» **To do**:
1. Revise the egg cost passage starting at "Cooking method also" and ending at "the carton price.", replacing "bacon" with "sausage" and giving the rest of that span unchanged.
2. Answer the following questions from the egg cost passage.
(a) Which foods does it say deliver protein for the lowest cost?
(b) How often does it suggest checking a short market summary?
(c) What approximate cost per 10 g of protein does its table list for firm tofu?
3. Proceed with the egg cost passage, writing on from its final sentence.

» **Provided passage**:
>>>>>
Cooking method also matters. A plate of fried eggs with a pile of bacon will cost more per serving than a vegetable-heavy scramble that stretches two eggs across a full pan of onions, peppers, and potatoes. When budgets are tight, pairing eggs with low cost plants does more to reduce bills than shaving a few cents off the carton price.
Egg Prices Compared With Other Protein Sources
Another way to think about egg value is to compare it directly with other affordable protein sources like beans, lentils, tofu, and canned fish. Many nutrition and budget cooking sites now post side by side tables so shoppers see where each food stands on both price and nutrition.
| Food | Approximate Cost Per 10 g Protein | Common Serving Notes |
|---|---|---|
| Eggs (2 large) | 0.60–0.75 US$ | Quick to cook and easy to add to many dishes. |
| Chicken Breast (100 g cooked) | 0.50–0.80 US$ | Lean protein that needs cooking time and extra ingredients. |
| Ground Beef (80% lean, 100 g cooked) | 0.70–1.00 US$ | Higher fat content; prices swing with wider beef markets. |
| Dried Beans (cooked from dry) | 0.20–0.40 US$ | Lowest cost when bought in bulk; needs soaking or long simmer. |
| Lentils (dry, cooked) | 0.25–0.45 US$ | Cook faster than many beans and freeze well for later meals. |
| Firm Tofu (100 g) | 0.40–0.70 US$ | Prices vary by region; keeps well in the fridge. |
| Canned Tuna (one small can) | 0.60–0.90 US$ | Long shelf life and handy for quick sandwiches and salads. |
Exact numbers vary widely by country and store, yet a pattern shows up. Beans and lentils deliver protein for the lowest cost. Tofu, eggs, and chicken cluster in the middle. Beef and many processed meats often cost the most per gram of protein.
This picture helps answer the original question about egg costs. Compared with fancy cuts of meat or ready meals, eggs often look cheap. Compared with dried beans and lentils, they usually sit in the middle. For many households, that mix of cost, nutrition, storage life, and cooking ease keeps a carton on the weekly list.
How To Keep Your Egg Bill Under Control
Watch Official Market Updates
National farm and price agencies post frequent updates on egg supply, wholesale prices, and expected trends. Checking a short market summary once a month can help you plan bigger stockups for weeks when prices dip and hold back when they surge.
<<<<<
Saved data entries:
>>>>>
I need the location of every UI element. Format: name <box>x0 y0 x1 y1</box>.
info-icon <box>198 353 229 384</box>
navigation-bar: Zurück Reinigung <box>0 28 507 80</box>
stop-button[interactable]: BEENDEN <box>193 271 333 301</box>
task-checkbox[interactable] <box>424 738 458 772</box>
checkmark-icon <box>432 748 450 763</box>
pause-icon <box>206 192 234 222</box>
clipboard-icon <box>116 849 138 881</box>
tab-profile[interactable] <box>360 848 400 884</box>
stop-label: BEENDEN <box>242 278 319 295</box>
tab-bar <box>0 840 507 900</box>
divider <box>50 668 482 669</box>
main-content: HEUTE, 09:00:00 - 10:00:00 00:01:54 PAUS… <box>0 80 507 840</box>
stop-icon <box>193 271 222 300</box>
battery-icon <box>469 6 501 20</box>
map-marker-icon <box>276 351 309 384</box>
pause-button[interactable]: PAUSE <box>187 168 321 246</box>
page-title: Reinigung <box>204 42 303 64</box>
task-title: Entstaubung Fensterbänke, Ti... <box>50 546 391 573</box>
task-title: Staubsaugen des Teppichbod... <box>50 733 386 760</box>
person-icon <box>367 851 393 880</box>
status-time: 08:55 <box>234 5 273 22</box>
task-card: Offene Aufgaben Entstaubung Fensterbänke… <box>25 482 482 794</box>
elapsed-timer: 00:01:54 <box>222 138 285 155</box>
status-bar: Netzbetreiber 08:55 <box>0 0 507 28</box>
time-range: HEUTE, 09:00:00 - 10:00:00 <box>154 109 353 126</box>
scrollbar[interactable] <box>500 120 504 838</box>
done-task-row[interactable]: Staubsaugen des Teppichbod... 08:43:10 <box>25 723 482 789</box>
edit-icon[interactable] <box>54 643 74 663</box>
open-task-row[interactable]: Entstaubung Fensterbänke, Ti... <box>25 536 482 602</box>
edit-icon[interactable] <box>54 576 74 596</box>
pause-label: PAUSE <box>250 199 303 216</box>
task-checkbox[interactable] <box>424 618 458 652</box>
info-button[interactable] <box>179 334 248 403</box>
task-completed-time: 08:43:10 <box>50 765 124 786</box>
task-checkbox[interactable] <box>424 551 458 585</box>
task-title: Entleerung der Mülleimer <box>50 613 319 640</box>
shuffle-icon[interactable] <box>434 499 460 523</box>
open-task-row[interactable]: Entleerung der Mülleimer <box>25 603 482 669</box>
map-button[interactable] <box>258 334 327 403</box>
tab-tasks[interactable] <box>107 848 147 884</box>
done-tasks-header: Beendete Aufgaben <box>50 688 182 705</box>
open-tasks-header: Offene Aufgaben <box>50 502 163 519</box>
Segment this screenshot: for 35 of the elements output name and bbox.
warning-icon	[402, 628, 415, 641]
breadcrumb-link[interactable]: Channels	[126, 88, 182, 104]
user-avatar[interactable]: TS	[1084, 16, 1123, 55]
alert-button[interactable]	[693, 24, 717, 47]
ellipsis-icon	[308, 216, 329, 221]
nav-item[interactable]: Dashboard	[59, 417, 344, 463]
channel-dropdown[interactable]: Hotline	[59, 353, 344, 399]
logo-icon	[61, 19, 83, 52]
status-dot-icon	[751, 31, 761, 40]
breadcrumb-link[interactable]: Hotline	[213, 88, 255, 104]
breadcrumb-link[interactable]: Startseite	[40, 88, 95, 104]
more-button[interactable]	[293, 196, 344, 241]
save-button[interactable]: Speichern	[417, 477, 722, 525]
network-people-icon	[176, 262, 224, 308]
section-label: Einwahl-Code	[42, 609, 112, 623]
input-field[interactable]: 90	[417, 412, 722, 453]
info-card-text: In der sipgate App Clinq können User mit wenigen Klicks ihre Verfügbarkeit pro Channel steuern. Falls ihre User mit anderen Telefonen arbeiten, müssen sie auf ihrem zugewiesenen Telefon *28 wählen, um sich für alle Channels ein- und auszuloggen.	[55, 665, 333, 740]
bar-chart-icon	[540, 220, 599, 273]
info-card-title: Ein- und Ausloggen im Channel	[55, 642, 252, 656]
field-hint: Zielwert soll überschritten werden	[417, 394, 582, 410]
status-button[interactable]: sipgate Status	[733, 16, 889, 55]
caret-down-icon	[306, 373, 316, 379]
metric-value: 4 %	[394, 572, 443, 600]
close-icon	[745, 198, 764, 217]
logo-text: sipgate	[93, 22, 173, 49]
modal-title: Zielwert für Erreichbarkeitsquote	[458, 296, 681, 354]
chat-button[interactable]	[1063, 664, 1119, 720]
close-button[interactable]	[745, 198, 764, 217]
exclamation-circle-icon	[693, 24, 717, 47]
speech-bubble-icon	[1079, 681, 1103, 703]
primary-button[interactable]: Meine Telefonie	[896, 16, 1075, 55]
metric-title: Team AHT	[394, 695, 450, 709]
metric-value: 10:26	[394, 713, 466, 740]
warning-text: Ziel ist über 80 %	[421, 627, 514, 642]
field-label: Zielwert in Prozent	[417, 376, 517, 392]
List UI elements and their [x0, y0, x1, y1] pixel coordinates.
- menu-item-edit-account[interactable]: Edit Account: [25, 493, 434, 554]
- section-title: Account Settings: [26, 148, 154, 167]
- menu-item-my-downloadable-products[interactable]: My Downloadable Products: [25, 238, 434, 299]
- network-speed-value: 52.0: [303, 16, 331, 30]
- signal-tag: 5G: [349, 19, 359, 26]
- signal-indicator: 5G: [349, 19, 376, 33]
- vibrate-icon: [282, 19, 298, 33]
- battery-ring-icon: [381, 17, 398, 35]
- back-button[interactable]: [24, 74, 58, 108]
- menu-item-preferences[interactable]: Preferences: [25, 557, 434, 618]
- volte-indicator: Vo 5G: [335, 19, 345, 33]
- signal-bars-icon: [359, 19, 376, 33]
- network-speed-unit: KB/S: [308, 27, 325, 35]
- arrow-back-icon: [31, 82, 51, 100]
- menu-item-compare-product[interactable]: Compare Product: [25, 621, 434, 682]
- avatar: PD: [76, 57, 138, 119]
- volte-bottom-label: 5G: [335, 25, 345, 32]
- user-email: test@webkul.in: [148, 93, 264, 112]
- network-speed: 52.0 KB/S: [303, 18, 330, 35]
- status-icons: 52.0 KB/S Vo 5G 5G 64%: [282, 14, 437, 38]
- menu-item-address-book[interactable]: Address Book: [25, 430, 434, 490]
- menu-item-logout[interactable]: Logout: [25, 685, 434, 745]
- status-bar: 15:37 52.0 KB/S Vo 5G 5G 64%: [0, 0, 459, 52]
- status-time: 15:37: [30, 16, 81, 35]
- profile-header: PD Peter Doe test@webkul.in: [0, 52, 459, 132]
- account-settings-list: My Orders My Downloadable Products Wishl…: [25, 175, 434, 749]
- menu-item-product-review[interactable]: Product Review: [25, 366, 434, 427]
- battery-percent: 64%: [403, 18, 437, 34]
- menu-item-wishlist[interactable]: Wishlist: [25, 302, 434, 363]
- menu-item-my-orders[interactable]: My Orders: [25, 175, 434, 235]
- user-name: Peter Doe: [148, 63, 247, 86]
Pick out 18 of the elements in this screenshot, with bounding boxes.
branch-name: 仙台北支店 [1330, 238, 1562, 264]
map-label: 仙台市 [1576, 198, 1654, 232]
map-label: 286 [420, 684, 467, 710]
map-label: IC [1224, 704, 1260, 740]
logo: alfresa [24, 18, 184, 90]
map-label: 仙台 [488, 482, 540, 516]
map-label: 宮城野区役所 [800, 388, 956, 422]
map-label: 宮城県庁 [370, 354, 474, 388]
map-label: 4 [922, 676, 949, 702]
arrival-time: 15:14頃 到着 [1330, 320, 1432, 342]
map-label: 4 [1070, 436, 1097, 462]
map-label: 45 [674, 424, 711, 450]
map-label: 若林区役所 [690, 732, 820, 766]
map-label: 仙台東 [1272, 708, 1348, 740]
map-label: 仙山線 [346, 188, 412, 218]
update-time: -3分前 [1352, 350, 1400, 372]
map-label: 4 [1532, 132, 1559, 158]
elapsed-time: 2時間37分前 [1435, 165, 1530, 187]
<<<<<
» **Answer set**:
1.
Cooking method also matters. A plate of fried eggs with a pile of sausage will cost more per serving than a vegetable-heavy scramble that stretches two eggs across a full pan of onions, peppers, and potatoes. When budgets are tight, pairing eggs with low cost plants does more to reduce bills than shaving a few cents off the carton price.

2.
(a) Beans and lentils.
(b) Once a month.
(c) 0.40–0.70 US$.

3.
Shop By Unit Price, Not Carton Design
Stores know that bright packaging and clever phrases catch eyes. Unit price labels on the shelf tell you what you actually pay per egg or per hundred grams. Compare that number across brands and carton sizes, then pick the lowest one that still meets your taste and welfare preferences.
Mix Proteins Across The Week
If eggs feel expensive at the moment, let beans, lentils, and tofu carry more of the load for a while. Many households rotate simple dishes such as bean chili, lentil soups, and tofu stir fries with egg based meals. This keeps average protein costs down without cutting eggs out entirely.
Use Eggs Where They Shine
Eggs deliver the most value in dishes where their texture and binding power replace more costly ingredients. Think of quiches that stretch a few scraps of cheese and vegetables, pancakes that use pantry flour, or baked goods that feed several people from one bowl of batter.
So, Are Eggs Cheaper For You Right Now?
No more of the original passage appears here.